### Text provided
Rai Radio 3 Classica is a radio channel, owned and produced by the Italian State broadcaster RAI, which broadcasts uninterrupted classical music without commercials.

Until August 2015 it was known as Rai Radio FD 5, and before that as FD Auditorium. From 2015 till 2017 the station was called Rai Radio 5 Classica. Until 31 December 2019 it was called Rai Radio Classica.

The channel is distributed via:
the cable radio service Filodiffusione, which was launched in 1958 by RAI and SIP (now Telecom Italia)
the Hot Bird satellite using DAB technology
the digital terrestrial DVB-T network (available in Italy only)

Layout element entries
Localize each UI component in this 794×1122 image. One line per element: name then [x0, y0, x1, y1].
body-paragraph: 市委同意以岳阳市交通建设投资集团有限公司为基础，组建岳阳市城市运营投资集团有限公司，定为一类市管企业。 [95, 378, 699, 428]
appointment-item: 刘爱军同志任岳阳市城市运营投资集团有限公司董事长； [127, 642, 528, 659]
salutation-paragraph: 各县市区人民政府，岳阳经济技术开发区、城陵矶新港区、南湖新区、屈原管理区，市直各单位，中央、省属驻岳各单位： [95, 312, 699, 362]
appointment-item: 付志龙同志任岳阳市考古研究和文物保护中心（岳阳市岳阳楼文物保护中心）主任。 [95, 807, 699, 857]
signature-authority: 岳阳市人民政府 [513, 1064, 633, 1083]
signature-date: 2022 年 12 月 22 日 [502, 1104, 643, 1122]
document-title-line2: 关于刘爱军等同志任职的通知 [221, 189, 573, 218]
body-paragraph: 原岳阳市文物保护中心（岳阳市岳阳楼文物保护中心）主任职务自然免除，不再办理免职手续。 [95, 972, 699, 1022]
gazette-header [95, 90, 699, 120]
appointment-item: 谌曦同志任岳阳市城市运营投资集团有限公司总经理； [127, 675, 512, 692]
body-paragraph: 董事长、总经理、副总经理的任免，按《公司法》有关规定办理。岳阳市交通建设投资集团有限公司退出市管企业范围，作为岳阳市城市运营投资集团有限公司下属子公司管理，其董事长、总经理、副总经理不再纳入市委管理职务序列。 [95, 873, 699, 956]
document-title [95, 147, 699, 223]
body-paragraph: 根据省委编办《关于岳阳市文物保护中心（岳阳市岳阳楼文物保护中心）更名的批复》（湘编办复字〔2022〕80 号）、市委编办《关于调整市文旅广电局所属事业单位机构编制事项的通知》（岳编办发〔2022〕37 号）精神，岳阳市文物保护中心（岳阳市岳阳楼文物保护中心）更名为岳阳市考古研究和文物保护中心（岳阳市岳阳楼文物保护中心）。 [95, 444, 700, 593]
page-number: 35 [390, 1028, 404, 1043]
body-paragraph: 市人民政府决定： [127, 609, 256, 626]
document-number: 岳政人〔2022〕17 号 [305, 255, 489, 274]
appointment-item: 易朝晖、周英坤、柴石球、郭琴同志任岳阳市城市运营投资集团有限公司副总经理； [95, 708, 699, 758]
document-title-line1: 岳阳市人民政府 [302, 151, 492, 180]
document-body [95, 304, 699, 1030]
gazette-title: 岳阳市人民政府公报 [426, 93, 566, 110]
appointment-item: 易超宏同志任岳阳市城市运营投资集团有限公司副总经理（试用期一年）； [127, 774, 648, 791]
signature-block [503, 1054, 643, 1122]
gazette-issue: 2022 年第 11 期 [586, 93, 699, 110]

### Your tasks
- A) Set down the part of the Rai Radio 3 Classica text starting at "Rai Radio 3" and ending at "Rai Radio Classica.".
- B) Answer these questions from the Rai Radio 3 Classica text:
(i) What was the station called from 2015 till 2017?
(ii) In what year was the Filodiffusione cable radio service launched?
(iii) Where is the digital terrestrial DVB-T network available?
- C) Decide whether each statement agrees with the Rai Radio 3 Classica text:
(i) The channel broadcasts with commercials.
(ii) RAI and SIP launched Filodiffusione.
(iii) Before it was Rai Radio FD 5, the station was known as FD Auditorium.
The records are separate material and have no connection to the Rai Radio 3 Classica text.

### The solutions
- A)
Rai Radio 3 Classica is a radio channel, owned and produced by the Italian State broadcaster RAI, which broadcasts uninterrupted classical music without commercials.

Until August 2015 it was known as Rai Radio FD 5, and before that as FD Auditorium. From 2015 till 2017 the station was called Rai Radio 5 Classica. Until 31 December 2019 it was called Rai Radio Classica.

- B)
(i) Rai Radio 5 Classica
(ii) 1958
(iii) In Italy only

- C)
(i) No: "broadcasts uninterrupted classical music without commercials"
(ii) Yes: "which was launched in 1958 by RAI and SIP (now Telecom Italia)"
(iii) Yes: "Until August 2015 it was known as Rai Radio FD 5, and before that as FD Auditorium"